• What the task requires
What follows is a listing; give it again exactly, in its entirety.

• Entries supplied
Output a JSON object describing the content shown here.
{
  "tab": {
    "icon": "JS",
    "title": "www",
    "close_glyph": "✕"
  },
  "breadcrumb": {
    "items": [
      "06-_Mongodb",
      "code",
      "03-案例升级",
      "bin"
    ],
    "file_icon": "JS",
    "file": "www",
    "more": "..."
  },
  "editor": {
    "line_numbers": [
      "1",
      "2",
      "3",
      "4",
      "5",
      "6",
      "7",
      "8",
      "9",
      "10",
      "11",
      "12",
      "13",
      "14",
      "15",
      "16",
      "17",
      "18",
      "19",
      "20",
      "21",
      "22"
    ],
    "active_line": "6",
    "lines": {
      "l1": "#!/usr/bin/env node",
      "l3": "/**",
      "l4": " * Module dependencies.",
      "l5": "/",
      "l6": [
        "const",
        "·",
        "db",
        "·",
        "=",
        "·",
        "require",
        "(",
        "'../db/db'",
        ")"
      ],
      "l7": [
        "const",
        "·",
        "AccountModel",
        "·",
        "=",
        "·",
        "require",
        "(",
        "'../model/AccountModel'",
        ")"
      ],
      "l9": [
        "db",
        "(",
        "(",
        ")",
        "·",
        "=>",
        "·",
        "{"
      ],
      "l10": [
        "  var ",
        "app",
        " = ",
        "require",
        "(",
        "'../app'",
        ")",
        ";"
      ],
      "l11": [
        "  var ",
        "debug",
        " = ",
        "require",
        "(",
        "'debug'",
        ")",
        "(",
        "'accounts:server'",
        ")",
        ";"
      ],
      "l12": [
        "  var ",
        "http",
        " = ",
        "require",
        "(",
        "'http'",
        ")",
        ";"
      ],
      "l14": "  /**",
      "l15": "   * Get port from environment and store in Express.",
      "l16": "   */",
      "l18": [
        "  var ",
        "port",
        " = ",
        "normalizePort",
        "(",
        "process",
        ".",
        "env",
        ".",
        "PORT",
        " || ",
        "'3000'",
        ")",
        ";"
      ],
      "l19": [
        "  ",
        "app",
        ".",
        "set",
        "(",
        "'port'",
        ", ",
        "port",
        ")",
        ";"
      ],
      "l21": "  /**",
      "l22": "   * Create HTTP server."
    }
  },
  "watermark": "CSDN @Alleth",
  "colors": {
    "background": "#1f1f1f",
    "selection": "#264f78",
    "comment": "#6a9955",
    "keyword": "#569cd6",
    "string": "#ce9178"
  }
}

• Written answer
Output a JSON object describing the content shown here.
{
  "tab": {
    "icon": "JS",
    "title": "www",
    "close_glyph": "✕"
  },
  "breadcrumb": {
    "items": [
      "06-_Mongodb",
      "code",
      "03-案例升级",
      "bin"
    ],
    "file_icon": "JS",
    "file": "www",
    "more": "..."
  },
  "editor": {
    "line_numbers": [
      "1",
      "2",
      "3",
      "4",
      "5",
      "6",
      "7",
      "8",
      "9",
      "10",
      "11",
      "12",
      "13",
      "14",
      "15",
      "16",
      "17",
      "18",
      "19",
      "20",
      "21",
      "22"
    ],
    "active_line": "6",
    "lines": {
      "l1": "#!/usr/bin/env node",
      "l3": "/**",
      "l4": " * Module dependencies.",
      "l5": "/",
      "l6": [
        "const",
        "·",
        "db",
        "·",
        "=",
        "·",
        "require",
        "(",
        "'../db/db'",
        ")"
      ],
      "l7": [
        "const",
        "·",
        "AccountModel",
        "·",
        "=",
        "·",
        "require",
        "(",
        "'../model/AccountModel'",
        ")"
      ],
      "l9": [
        "db",
        "(",
        "(",
        ")",
        "·",
        "=>",
        "·",
        "{"
      ],
      "l10": [
        "  var ",
        "app",
        " = ",
        "require",
        "(",
        "'../app'",
        ")",
        ";"
      ],
      "l11": [
        "  var ",
        "debug",
        " = ",
        "require",
        "(",
        "'debug'",
        ")",
        "(",
        "'accounts:server'",
        ")",
        ";"
      ],
      "l12": [
        "  var ",
        "http",
        " = ",
        "require",
        "(",
        "'http'",
        ")",
        ";"
      ],
      "l14": "  /**",
      "l15": "   * Get port from environment and store in Express.",
      "l16": "   */",
      "l18": [
        "  var ",
        "port",
        " = ",
        "normalizePort",
        "(",
        "process",
        ".",
        "env",
        ".",
        "PORT",
        " || ",
        "'3000'",
        ")",
        ";"
      ],
      "l19": [
        "  ",
        "app",
        ".",
        "set",
        "(",
        "'port'",
        ", ",
        "port",
        ")",
        ";"
      ],
      "l21": "  /**",
      "l22": "   * Create HTTP server."
    }
  },
  "watermark": "CSDN @Alleth",
  "colors": {
    "background": "#1f1f1f",
    "selection": "#264f78",
    "comment": "#6a9955",
    "keyword": "#569cd6",
    "string": "#ce9178"
  }
}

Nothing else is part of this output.